Beneath this task is a listing; retype all of it exactly.

— Listed entries —
* BEGIN *

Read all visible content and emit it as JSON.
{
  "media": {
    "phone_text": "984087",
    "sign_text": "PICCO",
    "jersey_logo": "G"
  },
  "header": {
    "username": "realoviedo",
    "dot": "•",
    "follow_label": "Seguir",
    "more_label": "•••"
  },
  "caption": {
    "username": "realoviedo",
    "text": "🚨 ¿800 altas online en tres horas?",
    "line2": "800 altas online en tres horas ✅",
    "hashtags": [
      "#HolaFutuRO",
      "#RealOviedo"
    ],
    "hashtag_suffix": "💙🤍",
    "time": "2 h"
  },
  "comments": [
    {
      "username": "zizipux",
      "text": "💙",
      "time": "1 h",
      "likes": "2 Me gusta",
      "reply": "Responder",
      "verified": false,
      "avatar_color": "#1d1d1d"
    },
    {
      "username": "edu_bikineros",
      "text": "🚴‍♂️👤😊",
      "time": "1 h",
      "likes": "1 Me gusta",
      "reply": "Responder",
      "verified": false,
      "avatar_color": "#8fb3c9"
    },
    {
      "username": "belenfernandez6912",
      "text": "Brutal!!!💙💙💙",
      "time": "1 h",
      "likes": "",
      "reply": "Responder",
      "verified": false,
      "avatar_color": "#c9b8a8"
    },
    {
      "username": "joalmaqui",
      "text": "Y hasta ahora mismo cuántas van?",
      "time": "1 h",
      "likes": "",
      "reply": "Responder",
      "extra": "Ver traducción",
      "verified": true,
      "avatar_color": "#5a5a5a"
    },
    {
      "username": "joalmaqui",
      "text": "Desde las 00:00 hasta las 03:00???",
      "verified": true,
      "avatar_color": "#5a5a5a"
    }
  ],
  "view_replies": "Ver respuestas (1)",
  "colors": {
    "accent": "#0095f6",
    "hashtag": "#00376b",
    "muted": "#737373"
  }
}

* END *

— Result —
Read all visible content and emit it as JSON.
{
  "media": {
    "phone_text": "984087",
    "sign_text": "PICCO",
    "jersey_logo": "G"
  },
  "header": {
    "username": "realoviedo",
    "dot": "•",
    "follow_label": "Seguir",
    "more_label": "•••"
  },
  "caption": {
    "username": "realoviedo",
    "text": "🚨 ¿800 altas online en tres horas?",
    "line2": "800 altas online en tres horas ✅",
    "hashtags": [
      "#HolaFutuRO",
      "#RealOviedo"
    ],
    "hashtag_suffix": "💙🤍",
    "time": "2 h"
  },
  "comments": [
    {
      "username": "zizipux",
      "text": "💙",
      "time": "1 h",
      "likes": "2 Me gusta",
      "reply": "Responder",
      "verified": false,
      "avatar_color": "#1d1d1d"
    },
    {
      "username": "edu_bikineros",
      "text": "🚴‍♂️👤😊",
      "time": "1 h",
      "likes": "1 Me gusta",
      "reply": "Responder",
      "verified": false,
      "avatar_color": "#8fb3c9"
    },
    {
      "username": "belenfernandez6912",
      "text": "Brutal!!!💙💙💙",
      "time": "1 h",
      "likes": "",
      "reply": "Responder",
      "verified": false,
      "avatar_color": "#c9b8a8"
    },
    {
      "username": "joalmaqui",
      "text": "Y hasta ahora mismo cuántas van?",
      "time": "1 h",
      "likes": "",
      "reply": "Responder",
      "extra": "Ver traducción",
      "verified": true,
      "avatar_color": "#5a5a5a"
    },
    {
      "username": "joalmaqui",
      "text": "Desde las 00:00 hasta las 03:00???",
      "verified": true,
      "avatar_color": "#5a5a5a"
    }
  ],
  "view_replies": "Ver respuestas (1)",
  "colors": {
    "accent": "#0095f6",
    "hashtag": "#00376b",
    "muted": "#737373"
  }
}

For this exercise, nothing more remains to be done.